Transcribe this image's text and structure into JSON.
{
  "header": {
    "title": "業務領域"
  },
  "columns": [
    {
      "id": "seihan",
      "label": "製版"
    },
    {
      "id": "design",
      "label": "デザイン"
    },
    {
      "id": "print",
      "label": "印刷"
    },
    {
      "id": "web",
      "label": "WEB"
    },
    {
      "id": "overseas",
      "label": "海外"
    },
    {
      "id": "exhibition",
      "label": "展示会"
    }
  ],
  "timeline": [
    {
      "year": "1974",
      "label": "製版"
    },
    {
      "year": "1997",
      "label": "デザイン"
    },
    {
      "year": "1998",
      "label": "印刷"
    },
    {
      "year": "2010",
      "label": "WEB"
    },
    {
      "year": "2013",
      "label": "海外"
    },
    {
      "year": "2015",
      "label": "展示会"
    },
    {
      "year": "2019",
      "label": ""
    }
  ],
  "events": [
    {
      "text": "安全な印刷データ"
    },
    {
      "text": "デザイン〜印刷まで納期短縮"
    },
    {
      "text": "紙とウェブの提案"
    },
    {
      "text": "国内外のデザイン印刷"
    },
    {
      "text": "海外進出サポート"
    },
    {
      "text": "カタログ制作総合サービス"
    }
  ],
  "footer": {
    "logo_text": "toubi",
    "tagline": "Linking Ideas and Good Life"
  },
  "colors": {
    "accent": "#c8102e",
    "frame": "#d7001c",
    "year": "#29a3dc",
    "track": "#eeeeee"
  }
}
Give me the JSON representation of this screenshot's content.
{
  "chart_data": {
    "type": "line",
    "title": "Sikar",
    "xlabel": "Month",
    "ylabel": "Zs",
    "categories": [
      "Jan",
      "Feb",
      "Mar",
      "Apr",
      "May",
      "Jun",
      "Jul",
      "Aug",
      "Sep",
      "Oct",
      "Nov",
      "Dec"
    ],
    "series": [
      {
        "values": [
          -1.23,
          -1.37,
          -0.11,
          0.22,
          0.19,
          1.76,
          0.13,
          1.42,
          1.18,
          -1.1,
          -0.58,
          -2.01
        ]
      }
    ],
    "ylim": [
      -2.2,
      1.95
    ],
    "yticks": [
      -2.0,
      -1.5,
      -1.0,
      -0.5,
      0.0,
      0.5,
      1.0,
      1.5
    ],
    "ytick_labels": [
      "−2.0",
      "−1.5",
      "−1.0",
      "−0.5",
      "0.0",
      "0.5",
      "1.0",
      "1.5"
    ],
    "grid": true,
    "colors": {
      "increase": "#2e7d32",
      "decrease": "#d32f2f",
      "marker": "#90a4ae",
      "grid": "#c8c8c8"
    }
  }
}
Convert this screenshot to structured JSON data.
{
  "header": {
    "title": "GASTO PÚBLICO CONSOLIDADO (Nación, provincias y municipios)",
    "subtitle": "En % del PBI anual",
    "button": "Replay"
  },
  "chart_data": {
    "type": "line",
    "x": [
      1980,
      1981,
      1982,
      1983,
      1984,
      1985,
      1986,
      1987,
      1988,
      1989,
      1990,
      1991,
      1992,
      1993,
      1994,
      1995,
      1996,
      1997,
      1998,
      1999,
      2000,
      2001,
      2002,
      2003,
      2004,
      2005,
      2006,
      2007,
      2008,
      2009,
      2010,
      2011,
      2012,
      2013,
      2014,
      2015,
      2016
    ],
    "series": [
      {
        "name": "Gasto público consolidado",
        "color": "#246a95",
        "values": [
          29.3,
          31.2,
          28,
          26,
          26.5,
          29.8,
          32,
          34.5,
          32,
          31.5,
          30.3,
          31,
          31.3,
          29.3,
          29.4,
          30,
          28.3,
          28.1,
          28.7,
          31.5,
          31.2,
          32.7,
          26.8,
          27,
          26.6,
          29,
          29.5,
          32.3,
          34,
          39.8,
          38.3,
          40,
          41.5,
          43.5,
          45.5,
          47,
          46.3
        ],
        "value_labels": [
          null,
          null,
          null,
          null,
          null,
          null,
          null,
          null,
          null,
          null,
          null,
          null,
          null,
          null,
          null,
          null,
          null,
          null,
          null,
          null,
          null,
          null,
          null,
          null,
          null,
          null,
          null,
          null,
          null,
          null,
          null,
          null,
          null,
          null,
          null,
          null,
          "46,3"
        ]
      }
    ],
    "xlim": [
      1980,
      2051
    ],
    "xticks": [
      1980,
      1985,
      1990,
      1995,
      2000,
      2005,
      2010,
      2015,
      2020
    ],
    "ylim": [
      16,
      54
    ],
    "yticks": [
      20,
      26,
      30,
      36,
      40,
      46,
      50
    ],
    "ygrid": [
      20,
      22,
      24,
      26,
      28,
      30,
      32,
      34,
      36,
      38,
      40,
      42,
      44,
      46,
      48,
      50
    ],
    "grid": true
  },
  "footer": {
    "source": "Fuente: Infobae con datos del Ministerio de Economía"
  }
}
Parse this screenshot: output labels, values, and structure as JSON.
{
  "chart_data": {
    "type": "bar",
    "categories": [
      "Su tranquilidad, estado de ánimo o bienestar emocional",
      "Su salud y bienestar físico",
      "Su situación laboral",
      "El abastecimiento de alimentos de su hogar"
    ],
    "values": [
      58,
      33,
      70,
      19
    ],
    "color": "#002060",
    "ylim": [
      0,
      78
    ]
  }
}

§

*Exercise aim:*
Looking at the records above, report how many lines contain the word "JSON". Answer with the number only.

*Result for this task:*
4